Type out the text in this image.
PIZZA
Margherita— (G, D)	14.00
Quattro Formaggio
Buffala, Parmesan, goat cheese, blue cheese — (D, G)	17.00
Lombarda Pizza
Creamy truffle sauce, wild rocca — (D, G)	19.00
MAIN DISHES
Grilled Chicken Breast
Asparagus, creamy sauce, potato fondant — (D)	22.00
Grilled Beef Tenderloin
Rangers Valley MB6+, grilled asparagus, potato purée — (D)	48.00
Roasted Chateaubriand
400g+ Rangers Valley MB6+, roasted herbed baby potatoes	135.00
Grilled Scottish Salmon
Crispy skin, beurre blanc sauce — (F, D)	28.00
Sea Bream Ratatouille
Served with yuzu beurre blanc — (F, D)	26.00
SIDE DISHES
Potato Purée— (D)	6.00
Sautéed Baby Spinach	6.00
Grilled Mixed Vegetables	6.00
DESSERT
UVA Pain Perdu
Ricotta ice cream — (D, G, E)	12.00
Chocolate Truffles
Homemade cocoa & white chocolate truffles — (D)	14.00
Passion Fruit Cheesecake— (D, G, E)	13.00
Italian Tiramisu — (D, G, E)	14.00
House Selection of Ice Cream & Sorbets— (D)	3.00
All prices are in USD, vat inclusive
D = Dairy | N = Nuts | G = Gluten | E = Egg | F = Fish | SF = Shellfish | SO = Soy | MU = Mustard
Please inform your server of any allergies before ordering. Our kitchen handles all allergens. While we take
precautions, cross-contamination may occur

++++++++++++++++++++

- [WHAT YOU SHOULD DO] Return all of the data precisely as it appears.

- [TASK RESULT]
Type out the text in this image.
PIZZA
Margherita— (G, D)	14.00
Quattro Formaggio
Buffala, Parmesan, goat cheese, blue cheese — (D, G)	17.00
Lombarda Pizza
Creamy truffle sauce, wild rocca — (D, G)	19.00
MAIN DISHES
Grilled Chicken Breast
Asparagus, creamy sauce, potato fondant — (D)	22.00
Grilled Beef Tenderloin
Rangers Valley MB6+, grilled asparagus, potato purée — (D)	48.00
Roasted Chateaubriand
400g+ Rangers Valley MB6+, roasted herbed baby potatoes	135.00
Grilled Scottish Salmon
Crispy skin, beurre blanc sauce — (F, D)	28.00
Sea Bream Ratatouille
Served with yuzu beurre blanc — (F, D)	26.00
SIDE DISHES
Potato Purée— (D)	6.00
Sautéed Baby Spinach	6.00
Grilled Mixed Vegetables	6.00
DESSERT
UVA Pain Perdu
Ricotta ice cream — (D, G, E)	12.00
Chocolate Truffles
Homemade cocoa & white chocolate truffles — (D)	14.00
Passion Fruit Cheesecake— (D, G, E)	13.00
Italian Tiramisu — (D, G, E)	14.00
House Selection of Ice Cream & Sorbets— (D)	3.00
All prices are in USD, vat inclusive
D = Dairy | N = Nuts | G = Gluten | E = Egg | F = Fish | SF = Shellfish | SO = Soy | MU = Mustard
Please inform your server of any allergies before ordering. Our kitchen handles all allergens. While we take
precautions, cross-contamination may occur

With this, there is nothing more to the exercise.